### PROVIDED PASSAGE
= = = = = = =

We all know that there are numerous devices present that can retain moments on camera, but what would happen if they could capture situations that were about to happen? Yes, researchers create system that generates videos of the future.
This AI Can Create ‘Videos Of The Future’
There are numerous devices present that can retain moments on camera, but what would happen if they could capture situations that were about to happen?
Researchers at MIT CSAIL have developed an algorithm for deep learning that can create videos showing “what you expect to happen in the future”. In more detail, it is a system that predicts the future. It is an artificial intelligence algorithm, from an image it can create a video with their immediate future.
The idea is that the computer is capable, after being trained, to know what is going to happen right after seeing a scene, even if it should be something relatively logical, suppose a dish to fall, a train has arrived at the station, a wave that is coming to the beach, etc.
Researchers have trained the artificial intelligence system with 2 million videos including more than a year of recording so that the computer has been smart enough to know what usually occurs after a random scene. They want to use this system to improve security tactics and to apply them in the system of autonomous cars, as it will be easier to predict accidents.
The researchers’ team says that “future versions could be used for everything for everything from improved security tactics and safer self-driving cars. According to CSAIL PhD student and first author Carl Vondrick, the algorithm can also help machines recognize people’s activities without expensive human annotations”.
The first author Carl Vondrick said that “These videos show us what computers think can happen in a scene. If you can predict the future, you must have understood something about the present”.
This work actually focuses on the processing of entire scene at once, with the algorithm generating as many as 32 frames from scratch per second.
“Building up a scene frame-by-frame is like a big game of ‘Telephone,’ which means that the message falls apart by the time you go around the whole room. By instead trying to predict all frames simultaneously, it is as if you’re talking to everyone in the room at once” said Carl Vondrick. Over time, the generator learns to deceive the discriminator.
However, the work will be presented at the Conference on Neural Information Processing Systems [NIPS] which is held on next week in Barcelona.

= = = = = = =

### DIRECTIVE
Decide whether each statement agrees with the article on videos of the future, answering yes or no and quoting the article's deciding words. (a) The system was trained with 2 million videos. (b) The algorithm builds a scene one frame at a time. (c) The work will be presented at a conference held in Barcelona.

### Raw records
= = = = = = =

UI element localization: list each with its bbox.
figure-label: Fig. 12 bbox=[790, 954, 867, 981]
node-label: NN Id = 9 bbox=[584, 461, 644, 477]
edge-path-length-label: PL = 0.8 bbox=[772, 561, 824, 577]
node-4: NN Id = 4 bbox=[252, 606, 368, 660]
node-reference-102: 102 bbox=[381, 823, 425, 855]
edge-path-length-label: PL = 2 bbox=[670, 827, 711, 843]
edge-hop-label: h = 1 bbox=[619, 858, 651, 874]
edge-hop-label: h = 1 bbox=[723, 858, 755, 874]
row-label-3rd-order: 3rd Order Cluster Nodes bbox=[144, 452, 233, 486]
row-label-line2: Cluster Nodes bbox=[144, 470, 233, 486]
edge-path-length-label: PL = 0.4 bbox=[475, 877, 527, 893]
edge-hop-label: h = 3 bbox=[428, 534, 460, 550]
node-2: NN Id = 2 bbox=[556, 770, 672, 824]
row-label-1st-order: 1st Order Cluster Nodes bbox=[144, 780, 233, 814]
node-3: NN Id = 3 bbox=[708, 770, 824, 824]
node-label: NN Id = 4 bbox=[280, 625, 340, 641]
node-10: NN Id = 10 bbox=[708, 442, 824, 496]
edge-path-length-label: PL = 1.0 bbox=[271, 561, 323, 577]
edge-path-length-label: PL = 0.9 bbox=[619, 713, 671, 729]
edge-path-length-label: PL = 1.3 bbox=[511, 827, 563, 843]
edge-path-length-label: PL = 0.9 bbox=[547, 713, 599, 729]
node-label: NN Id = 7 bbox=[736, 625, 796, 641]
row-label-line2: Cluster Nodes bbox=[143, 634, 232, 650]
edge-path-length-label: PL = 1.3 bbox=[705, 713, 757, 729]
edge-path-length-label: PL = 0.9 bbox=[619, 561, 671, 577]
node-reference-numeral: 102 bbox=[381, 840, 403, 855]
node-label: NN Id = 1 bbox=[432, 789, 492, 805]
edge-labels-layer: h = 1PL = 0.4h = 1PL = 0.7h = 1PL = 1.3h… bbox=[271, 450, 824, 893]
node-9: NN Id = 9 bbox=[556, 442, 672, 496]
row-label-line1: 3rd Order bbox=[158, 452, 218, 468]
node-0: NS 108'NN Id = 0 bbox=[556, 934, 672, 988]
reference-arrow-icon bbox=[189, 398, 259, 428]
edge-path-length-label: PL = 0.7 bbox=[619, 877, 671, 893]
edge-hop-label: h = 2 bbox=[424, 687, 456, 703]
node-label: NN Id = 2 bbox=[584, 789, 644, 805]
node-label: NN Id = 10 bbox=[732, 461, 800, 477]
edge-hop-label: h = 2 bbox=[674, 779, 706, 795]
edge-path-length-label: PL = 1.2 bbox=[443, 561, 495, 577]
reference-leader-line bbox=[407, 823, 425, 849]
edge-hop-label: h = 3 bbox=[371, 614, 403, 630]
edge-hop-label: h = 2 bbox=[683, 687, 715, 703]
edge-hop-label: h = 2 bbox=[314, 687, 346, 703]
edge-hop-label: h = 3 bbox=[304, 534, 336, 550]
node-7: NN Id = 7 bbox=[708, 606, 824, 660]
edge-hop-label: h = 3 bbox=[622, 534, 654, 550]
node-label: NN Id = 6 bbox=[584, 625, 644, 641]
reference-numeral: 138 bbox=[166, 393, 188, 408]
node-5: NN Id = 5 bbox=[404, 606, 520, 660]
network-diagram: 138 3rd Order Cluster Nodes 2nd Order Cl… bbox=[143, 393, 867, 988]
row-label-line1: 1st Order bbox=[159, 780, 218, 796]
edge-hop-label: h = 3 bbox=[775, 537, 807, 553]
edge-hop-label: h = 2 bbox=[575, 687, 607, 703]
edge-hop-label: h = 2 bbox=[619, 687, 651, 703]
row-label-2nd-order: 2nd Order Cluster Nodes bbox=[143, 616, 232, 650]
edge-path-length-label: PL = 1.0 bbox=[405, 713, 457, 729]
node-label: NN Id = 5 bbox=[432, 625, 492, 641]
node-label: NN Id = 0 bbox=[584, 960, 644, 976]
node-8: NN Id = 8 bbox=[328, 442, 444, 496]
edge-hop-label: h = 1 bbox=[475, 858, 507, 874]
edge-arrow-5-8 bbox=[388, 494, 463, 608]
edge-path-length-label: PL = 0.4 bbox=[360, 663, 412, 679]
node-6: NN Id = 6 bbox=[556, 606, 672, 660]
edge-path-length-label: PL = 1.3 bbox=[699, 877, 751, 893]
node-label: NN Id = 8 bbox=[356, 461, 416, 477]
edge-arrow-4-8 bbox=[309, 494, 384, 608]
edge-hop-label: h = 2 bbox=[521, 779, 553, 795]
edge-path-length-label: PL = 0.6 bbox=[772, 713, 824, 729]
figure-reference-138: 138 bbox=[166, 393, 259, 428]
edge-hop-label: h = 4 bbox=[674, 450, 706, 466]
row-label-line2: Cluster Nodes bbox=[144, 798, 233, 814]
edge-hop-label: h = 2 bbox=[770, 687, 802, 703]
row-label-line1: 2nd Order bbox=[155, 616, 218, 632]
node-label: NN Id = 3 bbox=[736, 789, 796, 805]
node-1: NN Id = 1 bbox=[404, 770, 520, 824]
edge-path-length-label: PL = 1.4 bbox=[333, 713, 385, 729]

= = = = = = =

### TASK RESPONSE
(a) Yes: "Researchers have trained the artificial intelligence system with 2 million videos"
(b) No: "This work actually focuses on the processing of entire scene at once"
(c) Yes: "the work will be presented at the Conference on Neural Information Processing Systems [NIPS] which is held on next week in Barcelona"